═════ Dataset records

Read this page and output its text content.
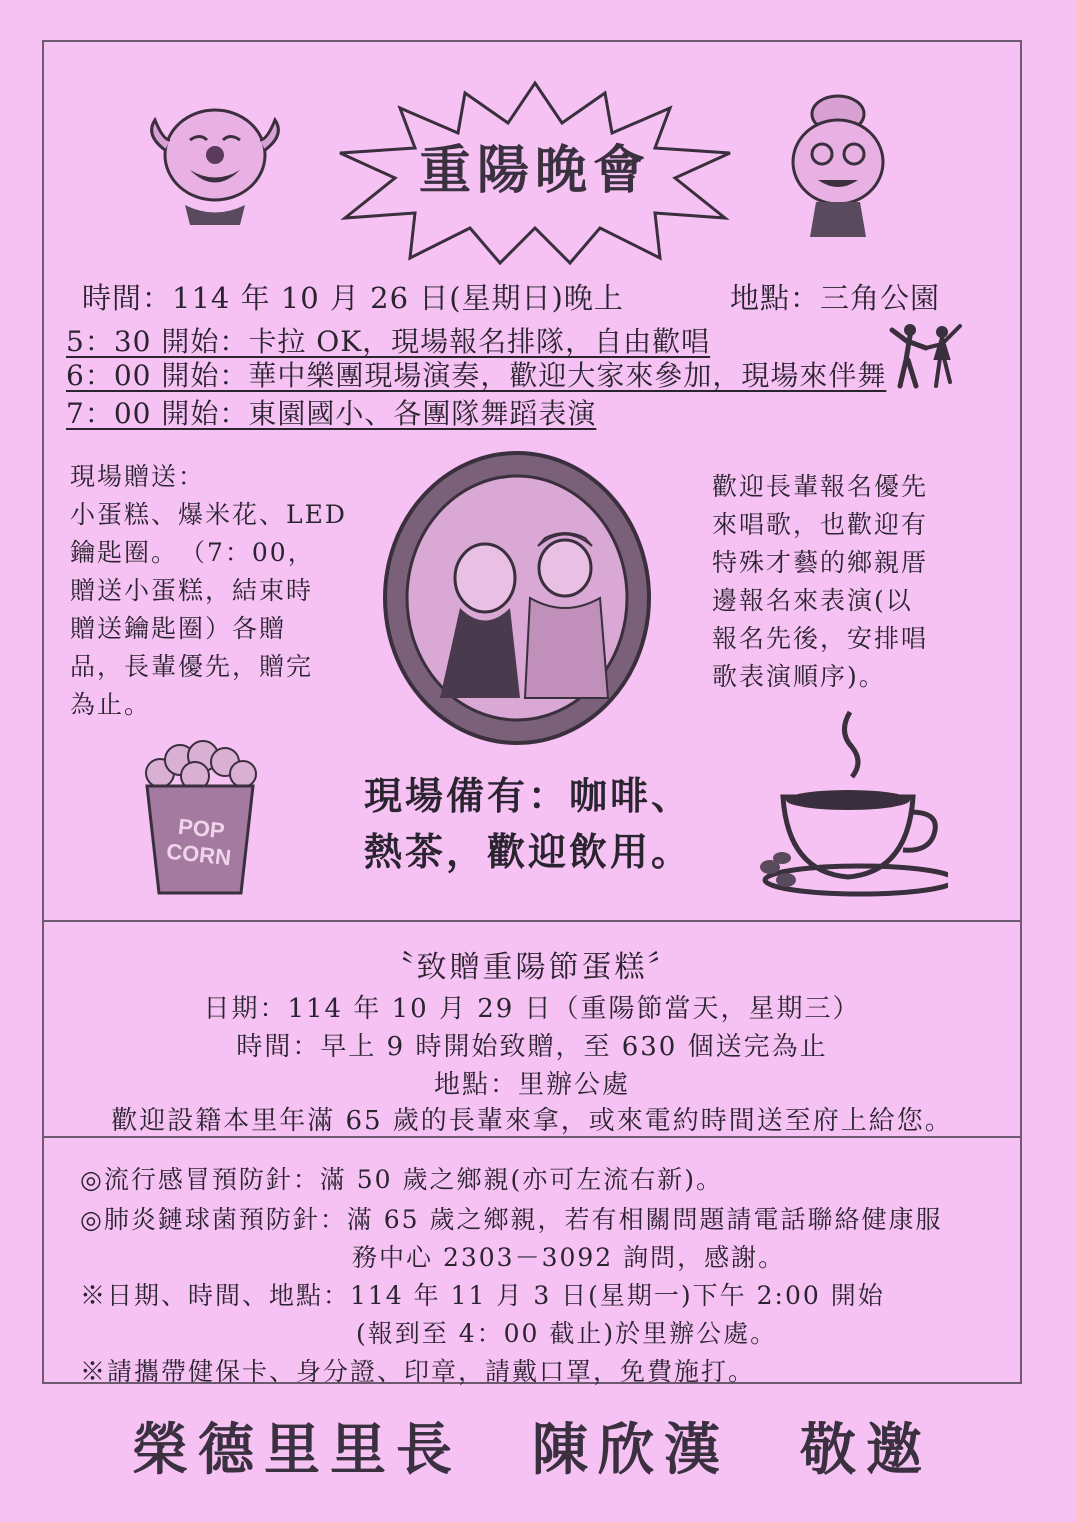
重陽晚會
時間：114 年 10 月 26 日(星期日)晚上	地點：三角公園
5：30 開始：卡拉 OK，現場報名排隊，自由歡唱
6：00 開始：華中樂團現場演奏，歡迎大家來參加，現場來伴舞
7：00 開始：東園國小、各團隊舞蹈表演
現場贈送：
小蛋糕、爆米花、LED
鑰匙圈。　（7：00，
贈送小蛋糕，結束時
贈送鑰匙圈）各贈
品，長輩優先，贈完
為止。
歡迎長輩報名優先
來唱歌，也歡迎有
特殊才藝的鄉親厝
邊報名來表演(以
報名先後，安排唱
歌表演順序)。
POP
CORN
現場備有：咖啡、
熱茶，歡迎飲用。
〝致贈重陽節蛋糕〞
日期：114 年 10 月 29 日（重陽節當天，星期三）
時間：早上 9 時開始致贈，至 630 個送完為止
地點：里辦公處
歡迎設籍本里年滿 65 歲的長輩來拿，或來電約時間送至府上給您。
◎流行感冒預防針：滿 50 歲之鄉親(亦可左流右新)。
◎肺炎鏈球菌預防針：滿 65 歲之鄉親，若有相關問題請電話聯絡健康服
務中心 2303－3092 詢問，感謝。
※日期、時間、地點：114 年 11 月 3 日(星期一)下午 2:00 開始
(報到至 4：00 截止)於里辦公處。
※請攜帶健保卡、身分證、印章，請戴口罩，免費施打。
榮德里里長 陳欣漢 敬邀
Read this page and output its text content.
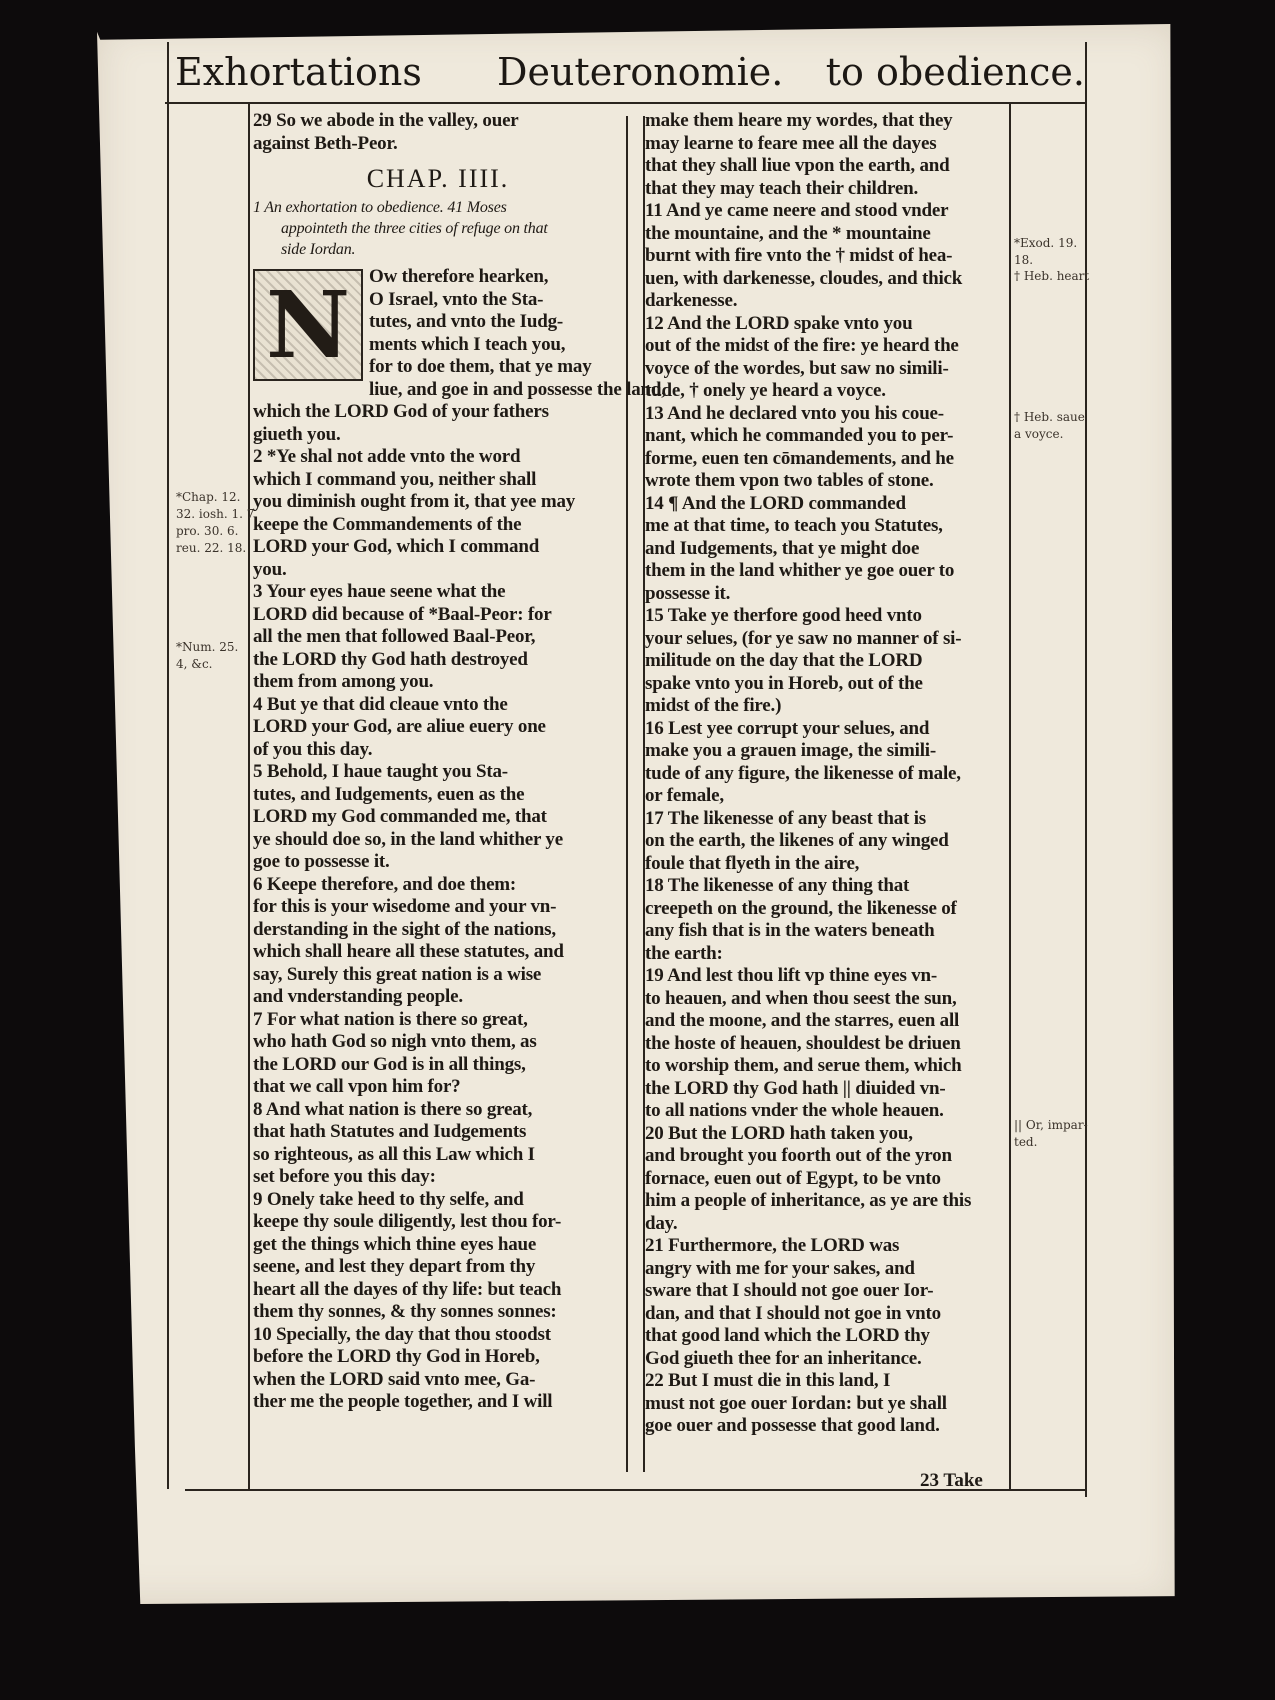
Exhortations Deuteronomie. to obedience.
29 So we abode in the valley, ouer
against Beth-Peor.
CHAP. IIII.
1 An exhortation to obedience. 41 Moses
appointeth the three cities of refuge on that
side Iordan.
N Ow therefore hearken,
O Israel, vnto the Sta-
tutes, and vnto the Iudg-
ments which I teach you,
for to doe them, that ye may
liue, and goe in and possesse the land,
which the LORD God of your fathers
giueth you.
2 *Ye shal not adde vnto the word
which I command you, neither shall
you diminish ought from it, that yee may
keepe the Commandements of the
LORD your God, which I command
you.
3 Your eyes haue seene what the
LORD did because of *Baal-Peor: for
all the men that followed Baal-Peor,
the LORD thy God hath destroyed
them from among you.
4 But ye that did cleaue vnto the
LORD your God, are aliue euery one
of you this day.
5 Behold, I haue taught you Sta-
tutes, and Iudgements, euen as the
LORD my God commanded me, that
ye should doe so, in the land whither ye
goe to possesse it.
6 Keepe therefore, and doe them:
for this is your wisedome and your vn-
derstanding in the sight of the nations,
which shall heare all these statutes, and
say, Surely this great nation is a wise
and vnderstanding people.
7 For what nation is there so great,
who hath God so nigh vnto them, as
the LORD our God is in all things,
that we call vpon him for?
8 And what nation is there so great,
that hath Statutes and Iudgements
so righteous, as all this Law which I
set before you this day:
9 Onely take heed to thy selfe, and
keepe thy soule diligently, lest thou for-
get the things which thine eyes haue
seene, and lest they depart from thy
heart all the dayes of thy life: but teach
them thy sonnes, & thy sonnes sonnes:
10 Specially, the day that thou stoodst
before the LORD thy God in Horeb,
when the LORD said vnto mee, Ga-
ther me the people together, and I will
make them heare my wordes, that they
may learne to feare mee all the dayes
that they shall liue vpon the earth, and
that they may teach their children.
11 And ye came neere and stood vnder
the mountaine, and the * mountaine
burnt with fire vnto the † midst of hea-
uen, with darkenesse, cloudes, and thick
darkenesse.
12 And the LORD spake vnto you
out of the midst of the fire: ye heard the
voyce of the wordes, but saw no simili-
tude, † onely ye heard a voyce.
13 And he declared vnto you his coue-
nant, which he commanded you to per-
forme, euen ten cōmandements, and he
wrote them vpon two tables of stone.
14 ¶ And the LORD commanded
me at that time, to teach you Statutes,
and Iudgements, that ye might doe
them in the land whither ye goe ouer to
possesse it.
15 Take ye therfore good heed vnto
your selues, (for ye saw no manner of si-
militude on the day that the LORD
spake vnto you in Horeb, out of the
midst of the fire.)
16 Lest yee corrupt your selues, and
make you a grauen image, the simili-
tude of any figure, the likenesse of male,
or female,
17 The likenesse of any beast that is
on the earth, the likenes of any winged
foule that flyeth in the aire,
18 The likenesse of any thing that
creepeth on the ground, the likenesse of
any fish that is in the waters beneath
the earth:
19 And lest thou lift vp thine eyes vn-
to heauen, and when thou seest the sun,
and the moone, and the starres, euen all
the hoste of heauen, shouldest be driuen
to worship them, and serue them, which
the LORD thy God hath || diuided vn-
to all nations vnder the whole heauen.
20 But the LORD hath taken you,
and brought you foorth out of the yron
fornace, euen out of Egypt, to be vnto
him a people of inheritance, as ye are this
day.
21 Furthermore, the LORD was
angry with me for your sakes, and
sware that I should not goe ouer Ior-
dan, and that I should not goe in vnto
that good land which the LORD thy
God giueth thee for an inheritance.
22 But I must die in this land, I
must not goe ouer Iordan: but ye shall
goe ouer and possesse that good land.
23 Take
*Chap. 12.
32. iosh. 1. 7
pro. 30. 6.
reu. 22. 18.
*Num. 25.
4, &c.
*Exod. 19.
18.
† Heb. heart
† Heb. saue
a voyce.
|| Or, impar-
ted.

══════════

> **Goal**: Each entry should be repeated exactly as it appears; the pictures stay out.

> **Task response**:
Read this page and output its text content.
重陽晚會
時間：114 年 10 月 26 日(星期日)晚上	地點：三角公園
5：30 開始：卡拉 OK，現場報名排隊，自由歡唱
6：00 開始：華中樂團現場演奏，歡迎大家來參加，現場來伴舞
7：00 開始：東園國小、各團隊舞蹈表演
現場贈送：
小蛋糕、爆米花、LED
鑰匙圈。　（7：00，
贈送小蛋糕，結束時
贈送鑰匙圈）各贈
品，長輩優先，贈完
為止。
歡迎長輩報名優先
來唱歌，也歡迎有
特殊才藝的鄉親厝
邊報名來表演(以
報名先後，安排唱
歌表演順序)。
POP
CORN
現場備有：咖啡、
熱茶，歡迎飲用。
〝致贈重陽節蛋糕〞
日期：114 年 10 月 29 日（重陽節當天，星期三）
時間：早上 9 時開始致贈，至 630 個送完為止
地點：里辦公處
歡迎設籍本里年滿 65 歲的長輩來拿，或來電約時間送至府上給您。
◎流行感冒預防針：滿 50 歲之鄉親(亦可左流右新)。
◎肺炎鏈球菌預防針：滿 65 歲之鄉親，若有相關問題請電話聯絡健康服
務中心 2303－3092 詢問，感謝。
※日期、時間、地點：114 年 11 月 3 日(星期一)下午 2:00 開始
(報到至 4：00 截止)於里辦公處。
※請攜帶健保卡、身分證、印章，請戴口罩，免費施打。
榮德里里長 陳欣漢 敬邀
Read this page and output its text content.
Exhortations Deuteronomie. to obedience.
29 So we abode in the valley, ouer
against Beth-Peor.
CHAP. IIII.
1 An exhortation to obedience. 41 Moses
appointeth the three cities of refuge on that
side Iordan.
N Ow therefore hearken,
O Israel, vnto the Sta-
tutes, and vnto the Iudg-
ments which I teach you,
for to doe them, that ye may
liue, and goe in and possesse the land,
which the LORD God of your fathers
giueth you.
2 *Ye shal not adde vnto the word
which I command you, neither shall
you diminish ought from it, that yee may
keepe the Commandements of the
LORD your God, which I command
you.
3 Your eyes haue seene what the
LORD did because of *Baal-Peor: for
all the men that followed Baal-Peor,
the LORD thy God hath destroyed
them from among you.
4 But ye that did cleaue vnto the
LORD your God, are aliue euery one
of you this day.
5 Behold, I haue taught you Sta-
tutes, and Iudgements, euen as the
LORD my God commanded me, that
ye should doe so, in the land whither ye
goe to possesse it.
6 Keepe therefore, and doe them:
for this is your wisedome and your vn-
derstanding in the sight of the nations,
which shall heare all these statutes, and
say, Surely this great nation is a wise
and vnderstanding people.
7 For what nation is there so great,
who hath God so nigh vnto them, as
the LORD our God is in all things,
that we call vpon him for?
8 And what nation is there so great,
that hath Statutes and Iudgements
so righteous, as all this Law which I
set before you this day:
9 Onely take heed to thy selfe, and
keepe thy soule diligently, lest thou for-
get the things which thine eyes haue
seene, and lest they depart from thy
heart all the dayes of thy life: but teach
them thy sonnes, & thy sonnes sonnes:
10 Specially, the day that thou stoodst
before the LORD thy God in Horeb,
when the LORD said vnto mee, Ga-
ther me the people together, and I will
make them heare my wordes, that they
may learne to feare mee all the dayes
that they shall liue vpon the earth, and
that they may teach their children.
11 And ye came neere and stood vnder
the mountaine, and the * mountaine
burnt with fire vnto the † midst of hea-
uen, with darkenesse, cloudes, and thick
darkenesse.
12 And the LORD spake vnto you
out of the midst of the fire: ye heard the
voyce of the wordes, but saw no simili-
tude, † onely ye heard a voyce.
13 And he declared vnto you his coue-
nant, which he commanded you to per-
forme, euen ten cōmandements, and he
wrote them vpon two tables of stone.
14 ¶ And the LORD commanded
me at that time, to teach you Statutes,
and Iudgements, that ye might doe
them in the land whither ye goe ouer to
possesse it.
15 Take ye therfore good heed vnto
your selues, (for ye saw no manner of si-
militude on the day that the LORD
spake vnto you in Horeb, out of the
midst of the fire.)
16 Lest yee corrupt your selues, and
make you a grauen image, the simili-
tude of any figure, the likenesse of male,
or female,
17 The likenesse of any beast that is
on the earth, the likenes of any winged
foule that flyeth in the aire,
18 The likenesse of any thing that
creepeth on the ground, the likenesse of
any fish that is in the waters beneath
the earth:
19 And lest thou lift vp thine eyes vn-
to heauen, and when thou seest the sun,
and the moone, and the starres, euen all
the hoste of heauen, shouldest be driuen
to worship them, and serue them, which
the LORD thy God hath || diuided vn-
to all nations vnder the whole heauen.
20 But the LORD hath taken you,
and brought you foorth out of the yron
fornace, euen out of Egypt, to be vnto
him a people of inheritance, as ye are this
day.
21 Furthermore, the LORD was
angry with me for your sakes, and
sware that I should not goe ouer Ior-
dan, and that I should not goe in vnto
that good land which the LORD thy
God giueth thee for an inheritance.
22 But I must die in this land, I
must not goe ouer Iordan: but ye shall
goe ouer and possesse that good land.
23 Take
*Chap. 12.
32. iosh. 1. 7
pro. 30. 6.
reu. 22. 18.
*Num. 25.
4, &c.
*Exod. 19.
18.
† Heb. heart
† Heb. saue
a voyce.
|| Or, impar-
ted.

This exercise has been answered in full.